Given problem:
Can you reproduce the records word for word, from their first line through the line containing "723, 242, 730]", with both of those lines included?

-------- Dataset extract --------

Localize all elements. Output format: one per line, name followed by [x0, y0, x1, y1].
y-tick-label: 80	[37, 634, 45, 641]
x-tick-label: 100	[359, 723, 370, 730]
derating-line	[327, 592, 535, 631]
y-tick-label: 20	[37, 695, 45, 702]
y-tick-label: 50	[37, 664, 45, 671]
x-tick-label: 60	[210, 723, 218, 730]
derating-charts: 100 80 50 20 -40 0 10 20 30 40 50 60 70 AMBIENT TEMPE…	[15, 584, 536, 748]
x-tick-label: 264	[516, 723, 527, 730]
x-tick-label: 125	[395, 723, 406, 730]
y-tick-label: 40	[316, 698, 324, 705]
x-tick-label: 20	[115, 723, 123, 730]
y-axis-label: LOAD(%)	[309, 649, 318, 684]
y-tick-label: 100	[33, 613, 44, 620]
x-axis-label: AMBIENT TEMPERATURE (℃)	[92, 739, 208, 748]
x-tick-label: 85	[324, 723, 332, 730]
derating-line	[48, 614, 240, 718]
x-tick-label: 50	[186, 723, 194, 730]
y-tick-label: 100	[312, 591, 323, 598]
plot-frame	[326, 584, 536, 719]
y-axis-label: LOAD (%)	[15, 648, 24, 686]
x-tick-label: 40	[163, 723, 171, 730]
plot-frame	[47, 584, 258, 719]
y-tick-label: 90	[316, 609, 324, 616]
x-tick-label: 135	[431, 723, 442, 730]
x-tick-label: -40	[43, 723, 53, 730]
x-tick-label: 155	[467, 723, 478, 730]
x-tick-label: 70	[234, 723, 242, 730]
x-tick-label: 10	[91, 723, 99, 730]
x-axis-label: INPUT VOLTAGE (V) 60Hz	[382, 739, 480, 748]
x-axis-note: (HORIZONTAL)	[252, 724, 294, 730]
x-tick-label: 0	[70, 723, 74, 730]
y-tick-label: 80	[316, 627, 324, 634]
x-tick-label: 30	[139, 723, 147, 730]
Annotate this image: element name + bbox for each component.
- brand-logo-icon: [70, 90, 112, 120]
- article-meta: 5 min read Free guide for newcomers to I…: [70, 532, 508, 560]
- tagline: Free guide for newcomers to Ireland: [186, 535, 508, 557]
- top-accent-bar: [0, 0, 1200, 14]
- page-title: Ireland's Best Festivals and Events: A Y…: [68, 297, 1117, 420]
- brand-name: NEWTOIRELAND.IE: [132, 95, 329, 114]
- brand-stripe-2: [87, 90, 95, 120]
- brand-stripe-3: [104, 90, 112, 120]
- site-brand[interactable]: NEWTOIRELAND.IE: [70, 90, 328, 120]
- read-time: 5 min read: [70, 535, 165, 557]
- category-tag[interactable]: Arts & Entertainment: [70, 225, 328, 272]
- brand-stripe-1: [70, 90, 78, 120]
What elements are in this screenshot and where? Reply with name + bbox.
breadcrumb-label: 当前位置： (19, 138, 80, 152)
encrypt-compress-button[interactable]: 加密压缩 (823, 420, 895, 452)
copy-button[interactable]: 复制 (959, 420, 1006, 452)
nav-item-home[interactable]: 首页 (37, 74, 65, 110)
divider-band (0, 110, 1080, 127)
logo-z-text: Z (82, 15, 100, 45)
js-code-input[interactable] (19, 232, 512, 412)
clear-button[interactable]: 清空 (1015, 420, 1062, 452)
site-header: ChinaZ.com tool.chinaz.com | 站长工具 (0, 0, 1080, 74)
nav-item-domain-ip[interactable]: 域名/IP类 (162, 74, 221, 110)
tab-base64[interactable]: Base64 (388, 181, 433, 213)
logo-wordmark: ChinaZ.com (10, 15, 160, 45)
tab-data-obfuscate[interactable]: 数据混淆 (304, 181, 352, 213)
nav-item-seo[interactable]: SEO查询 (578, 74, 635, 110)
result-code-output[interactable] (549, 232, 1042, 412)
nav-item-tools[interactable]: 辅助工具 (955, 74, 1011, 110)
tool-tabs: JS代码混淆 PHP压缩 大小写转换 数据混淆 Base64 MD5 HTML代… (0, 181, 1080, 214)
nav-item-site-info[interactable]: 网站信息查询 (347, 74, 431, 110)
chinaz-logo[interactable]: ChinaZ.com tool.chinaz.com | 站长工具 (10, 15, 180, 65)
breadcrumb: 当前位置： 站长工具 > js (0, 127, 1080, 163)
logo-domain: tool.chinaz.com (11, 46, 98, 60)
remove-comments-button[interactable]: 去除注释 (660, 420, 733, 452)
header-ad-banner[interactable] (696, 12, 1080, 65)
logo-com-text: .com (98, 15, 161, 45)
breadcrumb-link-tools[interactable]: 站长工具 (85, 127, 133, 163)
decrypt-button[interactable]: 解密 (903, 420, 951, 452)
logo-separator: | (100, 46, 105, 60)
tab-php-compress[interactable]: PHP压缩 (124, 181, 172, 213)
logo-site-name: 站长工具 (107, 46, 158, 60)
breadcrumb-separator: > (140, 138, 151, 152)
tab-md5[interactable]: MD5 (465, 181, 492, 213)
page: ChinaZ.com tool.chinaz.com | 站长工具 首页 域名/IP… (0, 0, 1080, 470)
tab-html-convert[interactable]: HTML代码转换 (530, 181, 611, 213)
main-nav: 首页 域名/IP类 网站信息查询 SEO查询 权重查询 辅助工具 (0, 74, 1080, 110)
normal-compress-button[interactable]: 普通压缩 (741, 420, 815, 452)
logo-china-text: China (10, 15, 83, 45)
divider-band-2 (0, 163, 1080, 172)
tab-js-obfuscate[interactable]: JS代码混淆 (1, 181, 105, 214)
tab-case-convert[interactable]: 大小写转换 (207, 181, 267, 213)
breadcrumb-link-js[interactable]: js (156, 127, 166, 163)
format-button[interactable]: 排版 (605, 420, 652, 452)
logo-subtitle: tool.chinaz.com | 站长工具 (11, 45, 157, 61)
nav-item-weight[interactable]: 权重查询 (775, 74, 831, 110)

--------

Solution to the problem:
Localize all elements. Output format: one per line, name followed by [x0, y0, x1, y1].
y-tick-label: 80	[37, 634, 45, 641]
x-tick-label: 100	[359, 723, 370, 730]
derating-line	[327, 592, 535, 631]
y-tick-label: 20	[37, 695, 45, 702]
y-tick-label: 50	[37, 664, 45, 671]
x-tick-label: 60	[210, 723, 218, 730]
derating-charts: 100 80 50 20 -40 0 10 20 30 40 50 60 70 AMBIENT TEMPE…	[15, 584, 536, 748]
x-tick-label: 264	[516, 723, 527, 730]
x-tick-label: 125	[395, 723, 406, 730]
y-tick-label: 40	[316, 698, 324, 705]
x-tick-label: 20	[115, 723, 123, 730]
y-axis-label: LOAD(%)	[309, 649, 318, 684]
y-tick-label: 100	[33, 613, 44, 620]
x-axis-label: AMBIENT TEMPERATURE (℃)	[92, 739, 208, 748]
x-tick-label: 85	[324, 723, 332, 730]
derating-line	[48, 614, 240, 718]
x-tick-label: 50	[186, 723, 194, 730]
y-tick-label: 100	[312, 591, 323, 598]
plot-frame	[326, 584, 536, 719]
y-axis-label: LOAD (%)	[15, 648, 24, 686]
x-tick-label: 40	[163, 723, 171, 730]
plot-frame	[47, 584, 258, 719]
y-tick-label: 90	[316, 609, 324, 616]
x-tick-label: 135	[431, 723, 442, 730]
x-tick-label: -40	[43, 723, 53, 730]
x-tick-label: 155	[467, 723, 478, 730]
x-tick-label: 70	[234, 723, 242, 730]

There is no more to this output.